PROMPT.
In the records below, find each line holding the word "efficacité" and copy it.

[Page pictures and their text]
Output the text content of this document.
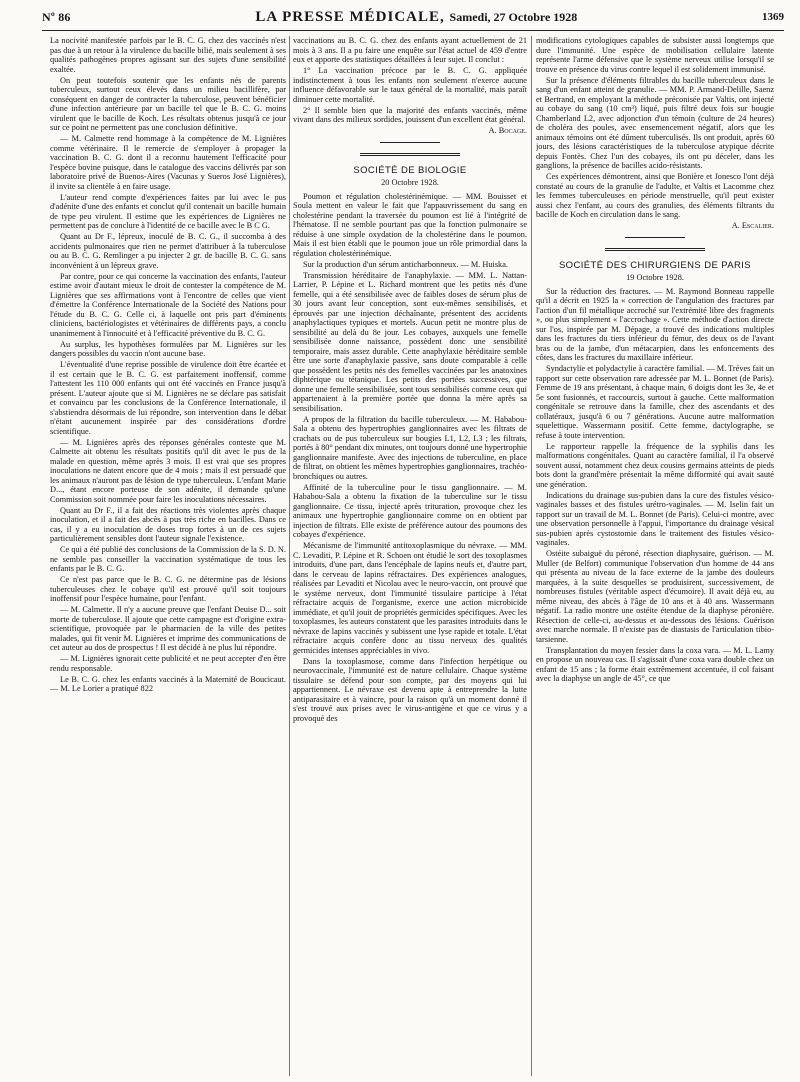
Nº 86	LA PRESSE MÉDICALE, Samedi, 27 Octobre 1928	1369

La nocivité manifestée parfois par le B. C. G. chez des vaccinés n'est pas due à un retour à la virulence du bacille bilié, mais seulement à ses qualités pathogènes propres agissant sur des sujets d'une sensibilité exaltée.

On peut toutefois soutenir que les enfants nés de parents tuberculeux, surtout ceux élevés dans un milieu bacillifère, par conséquent en danger de contracter la tuberculose, peuvent bénéficier d'une infection antérieure par un bacille tel que le B. C. G. moins virulent que le bacille de Koch. Les résultats obtenus jusqu'à ce jour sur ce point ne permettent pas une conclusion définitive.

— M. Calmette rend hommage à la compétence de M. Lignières comme vétérinaire. Il le remercie de s'employer à propager la vaccination B. C. G. dont il a reconnu hautement l'efficacité pour l'espèce bovine puisque, dans le catalogue des vaccins délivrés par son laboratoire privé de Buenos-Aires (Vacunas y Sueros José Lignières), il invite sa clientèle à en faire usage.

L'auteur rend compte d'expériences faites par lui avec le pus d'adénite d'une des enfants et conclut qu'il contenait un bacille humain de type peu virulent. Il estime que les expériences de Lignières ne permettent pas de conclure à l'identité de ce bacille avec le B C G.

Quant au Dr F., lépreux, inoculé de B. C. G., il succomba à des accidents pulmonaires que rien ne permet d'attribuer à la tuberculose ou au B. C. G. Remlinger a pu injecter 2 gr. de bacille B. C. G. sans inconvénient à un lépreux grave.

Par contre, pour ce qui concerne la vaccination des enfants, l'auteur estime avoir d'autant mieux le droit de contester la compétence de M. Lignières que ses affirmations vont à l'encontre de celles que vient d'émettre la Conférence Internationale de la Société des Nations pour l'étude du B. C. G. Celle ci, à laquelle ont pris part d'éminents cliniciens, bactériologistes et vétérinaires de différents pays, a conclu unanimement à l'innocuité et à l'efficacité préventive du B. C. G.

Au surplus, les hypothèses formulées par M. Lignières sur les dangers possibles du vaccin n'ont aucune base.

L'éventualité d'une reprise possible de virulence doit être écartée et il est certain que le B. C. G. est parfaitement inoffensif, comme l'attestent les 110 000 enfants qui ont été vaccinés en France jusqu'à présent. L'auteur ajoute que si M. Lignières ne se déclare pas satisfait et convaincu par les conclusions de la Conférence Internationale, il s'abstiendra désormais de lui répondre, son intervention dans le débat n'étant aucunement inspirée par des considérations d'ordre scientifique.

— M. Lignières après des réponses générales conteste que M. Calmette ait obtenu les résultats positifs qu'il dit avec le pus de la malade en question, même après 3 mois. Il est vrai que ses propres inoculations ne datent encore que de 4 mois ; mais il est persuadé que les animaux n'auront pas de lésion de type tuberculeux. L'enfant Marie D..., étant encore porteuse de son adénite, il demande qu'une Commission soit nommée pour faire les inoculations nécessaires.

Quant au Dr F., il a fait des réactions très violentes après chaque inoculation, et il a fait des abcès à pus très riche en bacilles. Dans ce cas, il y a eu inoculation de doses trop fortes à un de ces sujets particulièrement sensibles dont l'auteur signale l'existence.

Ce qui a été publié des conclusions de la Commission de la S. D. N. ne semble pas conseiller la vaccination systématique de tous les enfants par le B. C. G.

Ce n'est pas parce que le B. C. G. ne détermine pas de lésions tuberculeuses chez le cobaye qu'il est prouvé qu'il soit toujours inoffensif pour l'espèce humaine, pour l'enfant.

— M. Calmette. Il n'y a aucune preuve que l'enfant Deuise D... soit morte de tuberculose. Il ajoute que cette campagne est d'origine extra-scientifique, provoquée par le pharmacien de la ville des petites malades, qui fit venir M. Lignières et imprime des communications de cet auteur au dos de prospectus ! Il est décidé à ne plus lui répondre.

— M. Lignières ignorait cette publicité et ne peut accepter d'en être rendu responsable.

Le B. C. G. chez les enfants vaccinés à la Maternité de Boucicaut. — M. Le Lorier a pratiqué 822

vaccinations au B. C. G. chez des enfants ayant actuellement de 21 mois à 3 ans. Il a pu faire une enquête sur l'état actuel de 459 d'entre eux et apporte des statistiques détaillées à leur sujet. Il conclut :

1° La vaccination précoce par le B. C. G. appliquée indistinctement à tous les enfants non seulement n'exerce aucune influence défavorable sur le taux général de la mortalité, mais paraît diminuer cette mortalité.

2° Il semble bien que la majorité des enfants vaccinés, même vivant dans des milieux sordides, jouissent d'un excellent état général.

A. Bocage.

SOCIÉTÉ DE BIOLOGIE

20 Octobre 1928.

Poumon et régulation cholestérinémique. — MM. Bouisset et Soula mettent en valeur le fait que l'appauvrissement du sang en cholestérine pendant la traversée du poumon est lié à l'intégrité de l'hématose. Il ne semble pourtant pas que la fonction pulmonaire se réduise à une simple oxydation de la cholestérine dans le poumon. Mais il est bien établi que le poumon joue un rôle primordial dans la régulation cholestérinémique.

Sur la production d'un sérum anticharbonneux. — M. Huiska.

Transmission héréditaire de l'anaphylaxie. — MM. L. Nattan-Larrier, P. Lépine et L. Richard montrent que les petits nés d'une femelle, qui a été sensibilisée avec de faibles doses de sérum plus de 30 jours avant leur conception, sont eux-mêmes sensibilisés, et éprouvés par une injection déchaînante, présentent des accidents anaphylactiques typiques et mortels. Aucun petit ne montre plus de sensibilité au delà du 8e jour. Les cobayes, auxquels une femelle sensibilisée donne naissance, possèdent donc une sensibilité temporaire, mais assez durable. Cette anaphylaxie héréditaire semble être une sorte d'anaphylaxie passive, sans doute comparable à celle que possèdent les petits nés des femelles vaccinées par les anatoxines diphtérique ou tétanique. Les petits des portées successives, que donne une femelle sensibilisée, sont tous sensibilisés comme ceux qui appartenaient à la première portée que donna la mère après sa sensibilisation.

A propos de la filtration du bacille tuberculeux. — M. Hababou-Sala a obtenu des hypertrophies ganglionnaires avec les filtrats de crachats ou de pus tuberculeux sur bougies L1, L2, L3 ; les filtrats, portés à 80° pendant dix minutes, ont toujours donné une hypertrophie ganglionnaire manifeste. Avec des injections de tuberculine, en place de filtrat, on obtient les mêmes hypertrophies ganglionnaires, trachéo-bronchiques ou autres.

Affinité de la tuberculine pour le tissu ganglionnaire. — M. Hababou-Sala a obtenu la fixation de la tuberculine sur le tissu ganglionnaire. Ce tissu, injecté après trituration, provoque chez les animaux une hypertrophie ganglionnaire comme on en obtient par injection de filtrats. Elle existe de préférence autour des poumons des cobayes d'expérience.

Mécanisme de l'immunité antitoxoplasmique du névraxe. — MM. C. Levaditi, P. Lépine et R. Schoen ont étudié le sort des toxoplasmes introduits, d'une part, dans l'encéphale de lapins neufs et, d'autre part, dans le cerveau de lapins réfractaires. Des expériences analogues, réalisées par Levaditi et Nicolau avec le neuro-vaccin, ont prouvé que le système nerveux, dont l'immunité tissulaire participe à l'état réfractaire acquis de l'organisme, exerce une action microbicide immédiate, et qu'il jouit de propriétés germicides spécifiques. Avec les toxoplasmes, les auteurs constatent que les parasites introduits dans le névraxe de lapins vaccinés y subissent une lyse rapide et totale. L'état réfractaire acquis confère donc au tissu nerveux des qualités germicides intenses appréciables in vivo.

Dans la toxoplasmose, comme dans l'infection herpétique ou neurovaccinale, l'immunité est de nature cellulaire. Chaque système tissulaire se défend pour son compte, par des moyens qui lui appartiennent. Le névraxe est devenu apte à entreprendre la lutte antiparasitaire et à vaincre, pour la raison qu'à un moment donné il s'est trouvé aux prises avec le virus-antigène et que ce virus y a provoqué des

modifications cytologiques capables de subsister aussi longtemps que dure l'immunité. Une espèce de mobilisation cellulaire latente représente l'arme défensive que le système nerveux utilise lorsqu'il se trouve en présence du virus contre lequel il est solidement immunisé.

Sur la présence d'éléments filtrables du bacille tuberculeux dans le sang d'un enfant atteint de granulie. — MM. P. Armand-Delille, Saenz et Bertrand, en employant la méthode préconisée par Valtis, ont injecté au cobaye du sang (10 cm³) liqué, puis filtré deux fois sur bougie Chamberland L2, avec adjonction d'un témoin (culture de 24 heures) de choléra des poules, avec ensemencement négatif, alors que les animaux témoins ont été dûment tuberculisés. Ils ont produit, après 60 jours, des lésions caractéristiques de la tuberculose atypique décrite depuis Fontès. Chez l'un des cobayes, ils ont pu déceler, dans les ganglions, la présence de bacilles acido-résistants.

Ces expériences démontrent, ainsi que Bonière et Jonesco l'ont déjà constaté au cours de la granulie de l'adulte, et Valtis et Lacomme chez les femmes tuberculeuses en période menstruelle, qu'il peut exister aussi chez l'enfant, au cours des granulies, des éléments filtrants du bacille de Koch en circulation dans le sang.

A. Escalier.

SOCIÉTÉ DES CHIRURGIENS DE PARIS

19 Octobre 1928.

Sur la réduction des fractures. — M. Raymond Bonneau rappelle qu'il a décrit en 1925 la « correction de l'angulation des fractures par l'action d'un fil métallique accroché sur l'extrémité libre des fragments », ou plus simplement « l'accrochage ». Cette méthode d'action directe sur l'os, inspirée par M. Dépage, a trouvé des indications multiples dans les fractures du tiers inférieur du fémur, des deux os de l'avant bras ou de la jambe, d'un métacarpien, dans les enfoncements des côtes, dans les fractures du maxillaire inférieur.

Syndactylie et polydactylie à caractère familial. — M. Tréves fait un rapport sur cette observation rare adressée par M. L. Bonnet (de Paris). Femme de 19 ans présentant, à chaque main, 6 doigts dont les 3e, 4e et 5e sont fusionnés, et raccourcis, surtout à gauche. Cette malformation congénitale se retrouve dans la famille, chez des ascendants et des collatéraux, jusqu'à 6 ou 7 générations. Aucune autre malformation squelettique. Wassermann positif. Cette femme, dactylographe, se refuse à toute intervention.

Le rapporteur rappelle la fréquence de la syphilis dans les malformations congénitales. Quant au caractère familial, il l'a observé souvent aussi, notamment chez deux cousins germains atteints de pieds bots dont la grand'mère présentait la même difformité qui avait sauté une génération.

Indications du drainage sus-pubien dans la cure des fistules vésico-vaginales basses et des fistules urétro-vaginales. — M. Iselin fait un rapport sur un travail de M. L. Bonnet (de Paris). Celui-ci montre, avec une observation personnelle à l'appui, l'importance du drainage vésical sus-pubien après cystostomie dans le traitement des fistules vésico-vaginales.

Ostéite subaiguë du péroné, résection diaphysaire, guérison. — M. Muller (de Belfort) communique l'observation d'un homme de 44 ans qui présenta au niveau de la face externe de la jambe des douleurs marquées, à la suite desquelles se produisirent, successivement, de nombreuses fistules (véritable aspect d'écumoire). Il avait déjà eu, au même niveau, des abcès à l'âge de 10 ans et à 40 ans. Wassermann négatif. La radio montre une ostéite étendue de la diaphyse péronière. Résection de celle-ci, au-dessus et au-dessous des lésions. Guérison avec marche normale. Il n'existe pas de diastasis de l'articulation tibio-tarsienne.

Transplantation du moyen fessier dans la coxa vara. — M. L. Lamy en propose un nouveau cas. Il s'agissait d'une coxa vara double chez un enfant de 15 ans ; la forme était extrêmement accentuée, il col faisant avec la diaphyse un angle de 45°, ce que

RESULT OF THIS TASK.
— M. Calmette rend hommage à la compétence de M. Lignières comme vétérinaire. Il le remercie de s'employer à propager la vaccination B. C. G. dont il a reconnu hautement l'efficacité pour l'espèce bovine puisque, dans le catalogue des vaccins délivrés par son laboratoire privé de Buenos-Aires (Vacunas y Sueros José Lignières), il invite sa clientèle à en faire usage.
Par contre, pour ce qui concerne la vaccination des enfants, l'auteur estime avoir d'autant mieux le droit de contester la compétence de M. Lignières que ses affirmations vont à l'encontre de celles que vient d'émettre la Conférence Internationale de la Société des Nations pour l'étude du B. C. G. Celle ci, à laquelle ont pris part d'éminents cliniciens, bactériologistes et vétérinaires de différents pays, a conclu unanimement à l'innocuité et à l'efficacité préventive du B. C. G.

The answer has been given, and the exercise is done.